-- begin LISTED ENTRIES --

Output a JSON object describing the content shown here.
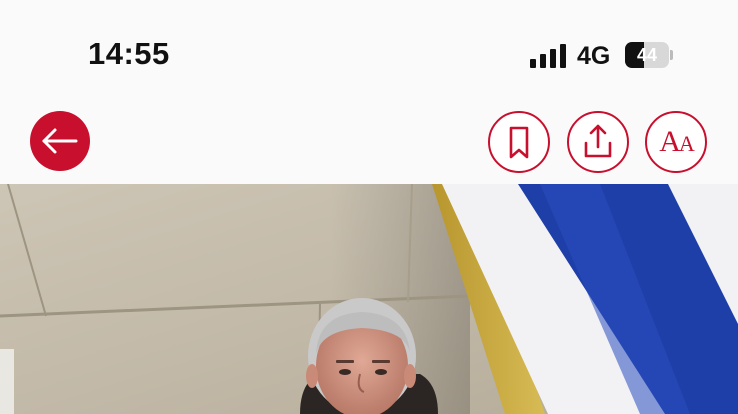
{
  "status_bar": {
    "time": "14:55",
    "network": "4G",
    "battery_level": "44",
    "battery_fraction": 0.44
  },
  "toolbar": {
    "back_icon": "arrow-left-icon",
    "bookmark_icon": "bookmark-icon",
    "share_icon": "share-icon",
    "font_size_icon": "font-size-icon",
    "accent_color": "#c8102e"
  },
  "article": {
    "hero_image_icon": "photo-of-man-before-stone-wall-and-flag"
  }
}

-- end LISTED ENTRIES --

• **PROBLEM**: Copy the listing in full and without alteration, omitting every picture.

• **CORRECT ANSWER**:
Output a JSON object describing the content shown here.
{
  "status_bar": {
    "time": "14:55",
    "network": "4G",
    "battery_level": "44",
    "battery_fraction": 0.44
  },
  "toolbar": {
    "back_icon": "arrow-left-icon",
    "bookmark_icon": "bookmark-icon",
    "share_icon": "share-icon",
    "font_size_icon": "font-size-icon",
    "accent_color": "#c8102e"
  },
  "article": {
    "hero_image_icon": "photo-of-man-before-stone-wall-and-flag"
  }
}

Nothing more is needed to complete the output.